**YOUR GOAL**
Locate the lines where "两会每日热词榜" occurs and copy them as they stand.
## Start
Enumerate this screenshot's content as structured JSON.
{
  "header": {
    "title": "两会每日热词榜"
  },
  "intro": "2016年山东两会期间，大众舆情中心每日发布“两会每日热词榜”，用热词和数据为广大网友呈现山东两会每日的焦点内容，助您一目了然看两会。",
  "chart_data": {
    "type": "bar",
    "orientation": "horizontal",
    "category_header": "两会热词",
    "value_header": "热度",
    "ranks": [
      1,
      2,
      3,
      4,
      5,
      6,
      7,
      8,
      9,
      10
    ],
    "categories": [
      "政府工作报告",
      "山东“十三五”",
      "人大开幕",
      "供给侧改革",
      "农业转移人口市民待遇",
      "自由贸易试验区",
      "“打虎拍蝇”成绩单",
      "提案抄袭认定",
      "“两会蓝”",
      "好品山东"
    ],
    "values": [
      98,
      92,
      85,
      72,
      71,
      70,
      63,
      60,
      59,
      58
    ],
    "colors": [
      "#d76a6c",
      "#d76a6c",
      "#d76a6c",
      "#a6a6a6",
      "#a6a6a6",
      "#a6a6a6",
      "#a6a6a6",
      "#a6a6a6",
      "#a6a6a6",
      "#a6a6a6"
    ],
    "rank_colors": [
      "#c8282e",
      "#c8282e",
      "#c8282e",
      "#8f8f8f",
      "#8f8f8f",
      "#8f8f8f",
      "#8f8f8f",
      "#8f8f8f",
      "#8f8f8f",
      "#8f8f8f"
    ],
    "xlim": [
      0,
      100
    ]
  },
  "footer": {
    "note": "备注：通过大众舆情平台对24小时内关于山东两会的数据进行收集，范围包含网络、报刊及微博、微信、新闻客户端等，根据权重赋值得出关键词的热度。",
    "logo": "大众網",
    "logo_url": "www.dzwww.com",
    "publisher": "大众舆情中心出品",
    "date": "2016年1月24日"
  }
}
## End
**RESULT FOR THIS EXERCISE**
    "title": "两会每日热词榜"
  "intro": "2016年山东两会期间，大众舆情中心每日发布“两会每日热词榜”，用热词和数据为广大网友呈现山东两会每日的焦点内容，助您一目了然看两会。",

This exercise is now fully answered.